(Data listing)
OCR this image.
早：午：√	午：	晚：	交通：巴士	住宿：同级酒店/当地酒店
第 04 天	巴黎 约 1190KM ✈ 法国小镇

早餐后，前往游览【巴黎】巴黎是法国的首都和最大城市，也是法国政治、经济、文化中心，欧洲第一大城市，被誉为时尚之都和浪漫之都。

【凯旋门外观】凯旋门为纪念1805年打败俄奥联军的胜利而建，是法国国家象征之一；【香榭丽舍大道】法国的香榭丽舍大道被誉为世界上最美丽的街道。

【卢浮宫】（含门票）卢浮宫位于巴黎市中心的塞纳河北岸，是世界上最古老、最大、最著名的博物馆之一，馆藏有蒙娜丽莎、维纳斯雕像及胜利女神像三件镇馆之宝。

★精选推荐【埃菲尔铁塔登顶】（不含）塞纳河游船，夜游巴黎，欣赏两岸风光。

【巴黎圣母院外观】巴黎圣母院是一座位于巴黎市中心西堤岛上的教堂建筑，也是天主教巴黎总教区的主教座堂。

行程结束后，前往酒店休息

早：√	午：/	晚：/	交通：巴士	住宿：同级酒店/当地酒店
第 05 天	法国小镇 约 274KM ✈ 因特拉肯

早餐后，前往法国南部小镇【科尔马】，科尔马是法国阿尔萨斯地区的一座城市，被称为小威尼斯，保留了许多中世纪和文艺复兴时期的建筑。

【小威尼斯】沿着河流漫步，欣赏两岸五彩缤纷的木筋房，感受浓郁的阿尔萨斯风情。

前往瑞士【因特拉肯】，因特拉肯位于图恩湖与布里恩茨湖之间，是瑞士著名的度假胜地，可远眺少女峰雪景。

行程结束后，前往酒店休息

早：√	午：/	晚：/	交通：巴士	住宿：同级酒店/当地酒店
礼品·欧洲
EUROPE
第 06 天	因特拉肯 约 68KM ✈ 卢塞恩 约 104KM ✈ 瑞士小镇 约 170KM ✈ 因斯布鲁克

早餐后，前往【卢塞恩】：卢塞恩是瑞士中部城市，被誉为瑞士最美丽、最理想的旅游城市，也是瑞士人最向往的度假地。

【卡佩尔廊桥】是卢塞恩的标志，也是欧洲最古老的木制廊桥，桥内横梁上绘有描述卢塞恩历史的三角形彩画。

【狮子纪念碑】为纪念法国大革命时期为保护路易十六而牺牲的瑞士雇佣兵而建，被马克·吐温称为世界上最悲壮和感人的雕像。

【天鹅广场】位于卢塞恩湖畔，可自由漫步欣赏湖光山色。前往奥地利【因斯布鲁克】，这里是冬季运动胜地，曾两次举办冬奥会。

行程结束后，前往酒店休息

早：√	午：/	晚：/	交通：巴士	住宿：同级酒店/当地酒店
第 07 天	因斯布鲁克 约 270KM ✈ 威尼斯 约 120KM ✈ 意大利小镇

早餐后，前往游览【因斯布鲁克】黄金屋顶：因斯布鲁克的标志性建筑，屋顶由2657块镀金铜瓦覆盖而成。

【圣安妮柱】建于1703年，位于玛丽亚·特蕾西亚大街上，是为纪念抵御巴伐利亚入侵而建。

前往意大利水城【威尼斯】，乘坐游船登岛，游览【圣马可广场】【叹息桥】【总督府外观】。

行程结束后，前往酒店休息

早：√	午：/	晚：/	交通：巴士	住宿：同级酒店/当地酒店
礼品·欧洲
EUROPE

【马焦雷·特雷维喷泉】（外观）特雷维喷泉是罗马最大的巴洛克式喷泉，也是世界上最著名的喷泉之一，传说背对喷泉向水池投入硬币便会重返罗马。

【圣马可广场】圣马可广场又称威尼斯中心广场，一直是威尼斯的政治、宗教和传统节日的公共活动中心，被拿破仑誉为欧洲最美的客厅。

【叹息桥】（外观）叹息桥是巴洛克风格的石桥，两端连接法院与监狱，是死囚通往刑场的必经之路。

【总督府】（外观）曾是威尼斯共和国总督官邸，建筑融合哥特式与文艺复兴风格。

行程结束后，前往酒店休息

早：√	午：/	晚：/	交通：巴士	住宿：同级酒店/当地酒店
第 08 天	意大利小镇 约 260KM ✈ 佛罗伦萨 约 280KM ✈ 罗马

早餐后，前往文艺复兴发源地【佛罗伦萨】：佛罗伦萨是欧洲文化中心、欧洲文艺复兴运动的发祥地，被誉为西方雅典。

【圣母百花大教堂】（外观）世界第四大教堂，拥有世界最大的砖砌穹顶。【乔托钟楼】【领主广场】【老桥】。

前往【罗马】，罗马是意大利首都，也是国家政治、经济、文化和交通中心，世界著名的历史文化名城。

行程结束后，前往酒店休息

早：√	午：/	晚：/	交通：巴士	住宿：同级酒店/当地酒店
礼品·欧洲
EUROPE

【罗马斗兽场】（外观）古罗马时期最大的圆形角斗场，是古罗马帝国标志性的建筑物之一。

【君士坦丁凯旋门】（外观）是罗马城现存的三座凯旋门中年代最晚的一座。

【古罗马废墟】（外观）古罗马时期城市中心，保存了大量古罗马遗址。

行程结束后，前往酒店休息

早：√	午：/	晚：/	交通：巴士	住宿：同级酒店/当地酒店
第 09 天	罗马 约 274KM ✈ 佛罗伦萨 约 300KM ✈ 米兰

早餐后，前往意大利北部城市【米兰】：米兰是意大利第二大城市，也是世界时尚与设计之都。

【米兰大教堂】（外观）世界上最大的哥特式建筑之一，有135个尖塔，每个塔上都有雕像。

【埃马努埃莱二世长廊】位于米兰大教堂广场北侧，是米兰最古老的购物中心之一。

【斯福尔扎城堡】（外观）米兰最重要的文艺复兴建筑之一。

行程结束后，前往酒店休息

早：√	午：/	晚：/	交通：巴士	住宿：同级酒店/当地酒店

- **AIM OF THE TASK**
Repeat all the entries exactly as given.

- **EXERCISE RESPONSE**
OCR this image.
早：午：√	午：	晚：	交通：巴士	住宿：同级酒店/当地酒店
第 04 天	巴黎 约 1190KM ✈ 法国小镇

早餐后，前往游览【巴黎】巴黎是法国的首都和最大城市，也是法国政治、经济、文化中心，欧洲第一大城市，被誉为时尚之都和浪漫之都。

【凯旋门外观】凯旋门为纪念1805年打败俄奥联军的胜利而建，是法国国家象征之一；【香榭丽舍大道】法国的香榭丽舍大道被誉为世界上最美丽的街道。

【卢浮宫】（含门票）卢浮宫位于巴黎市中心的塞纳河北岸，是世界上最古老、最大、最著名的博物馆之一，馆藏有蒙娜丽莎、维纳斯雕像及胜利女神像三件镇馆之宝。

★精选推荐【埃菲尔铁塔登顶】（不含）塞纳河游船，夜游巴黎，欣赏两岸风光。

【巴黎圣母院外观】巴黎圣母院是一座位于巴黎市中心西堤岛上的教堂建筑，也是天主教巴黎总教区的主教座堂。

行程结束后，前往酒店休息

早：√	午：/	晚：/	交通：巴士	住宿：同级酒店/当地酒店
第 05 天	法国小镇 约 274KM ✈ 因特拉肯

早餐后，前往法国南部小镇【科尔马】，科尔马是法国阿尔萨斯地区的一座城市，被称为小威尼斯，保留了许多中世纪和文艺复兴时期的建筑。

【小威尼斯】沿着河流漫步，欣赏两岸五彩缤纷的木筋房，感受浓郁的阿尔萨斯风情。

前往瑞士【因特拉肯】，因特拉肯位于图恩湖与布里恩茨湖之间，是瑞士著名的度假胜地，可远眺少女峰雪景。

行程结束后，前往酒店休息

早：√	午：/	晚：/	交通：巴士	住宿：同级酒店/当地酒店
礼品·欧洲
EUROPE
第 06 天	因特拉肯 约 68KM ✈ 卢塞恩 约 104KM ✈ 瑞士小镇 约 170KM ✈ 因斯布鲁克

早餐后，前往【卢塞恩】：卢塞恩是瑞士中部城市，被誉为瑞士最美丽、最理想的旅游城市，也是瑞士人最向往的度假地。

【卡佩尔廊桥】是卢塞恩的标志，也是欧洲最古老的木制廊桥，桥内横梁上绘有描述卢塞恩历史的三角形彩画。

【狮子纪念碑】为纪念法国大革命时期为保护路易十六而牺牲的瑞士雇佣兵而建，被马克·吐温称为世界上最悲壮和感人的雕像。

【天鹅广场】位于卢塞恩湖畔，可自由漫步欣赏湖光山色。前往奥地利【因斯布鲁克】，这里是冬季运动胜地，曾两次举办冬奥会。

行程结束后，前往酒店休息

早：√	午：/	晚：/	交通：巴士	住宿：同级酒店/当地酒店
第 07 天	因斯布鲁克 约 270KM ✈ 威尼斯 约 120KM ✈ 意大利小镇

早餐后，前往游览【因斯布鲁克】黄金屋顶：因斯布鲁克的标志性建筑，屋顶由2657块镀金铜瓦覆盖而成。

【圣安妮柱】建于1703年，位于玛丽亚·特蕾西亚大街上，是为纪念抵御巴伐利亚入侵而建。

前往意大利水城【威尼斯】，乘坐游船登岛，游览【圣马可广场】【叹息桥】【总督府外观】。

行程结束后，前往酒店休息

早：√	午：/	晚：/	交通：巴士	住宿：同级酒店/当地酒店
礼品·欧洲
EUROPE

【马焦雷·特雷维喷泉】（外观）特雷维喷泉是罗马最大的巴洛克式喷泉，也是世界上最著名的喷泉之一，传说背对喷泉向水池投入硬币便会重返罗马。

【圣马可广场】圣马可广场又称威尼斯中心广场，一直是威尼斯的政治、宗教和传统节日的公共活动中心，被拿破仑誉为欧洲最美的客厅。

【叹息桥】（外观）叹息桥是巴洛克风格的石桥，两端连接法院与监狱，是死囚通往刑场的必经之路。

【总督府】（外观）曾是威尼斯共和国总督官邸，建筑融合哥特式与文艺复兴风格。

行程结束后，前往酒店休息

早：√	午：/	晚：/	交通：巴士	住宿：同级酒店/当地酒店
第 08 天	意大利小镇 约 260KM ✈ 佛罗伦萨 约 280KM ✈ 罗马

早餐后，前往文艺复兴发源地【佛罗伦萨】：佛罗伦萨是欧洲文化中心、欧洲文艺复兴运动的发祥地，被誉为西方雅典。

【圣母百花大教堂】（外观）世界第四大教堂，拥有世界最大的砖砌穹顶。【乔托钟楼】【领主广场】【老桥】。

前往【罗马】，罗马是意大利首都，也是国家政治、经济、文化和交通中心，世界著名的历史文化名城。

行程结束后，前往酒店休息

早：√	午：/	晚：/	交通：巴士	住宿：同级酒店/当地酒店
礼品·欧洲
EUROPE

【罗马斗兽场】（外观）古罗马时期最大的圆形角斗场，是古罗马帝国标志性的建筑物之一。

【君士坦丁凯旋门】（外观）是罗马城现存的三座凯旋门中年代最晚的一座。

【古罗马废墟】（外观）古罗马时期城市中心，保存了大量古罗马遗址。

行程结束后，前往酒店休息

早：√	午：/	晚：/	交通：巴士	住宿：同级酒店/当地酒店
第 09 天	罗马 约 274KM ✈ 佛罗伦萨 约 300KM ✈ 米兰

早餐后，前往意大利北部城市【米兰】：米兰是意大利第二大城市，也是世界时尚与设计之都。

【米兰大教堂】（外观）世界上最大的哥特式建筑之一，有135个尖塔，每个塔上都有雕像。

【埃马努埃莱二世长廊】位于米兰大教堂广场北侧，是米兰最古老的购物中心之一。

【斯福尔扎城堡】（外观）米兰最重要的文艺复兴建筑之一。

行程结束后，前往酒店休息

早：√	午：/	晚：/	交通：巴士	住宿：同级酒店/当地酒店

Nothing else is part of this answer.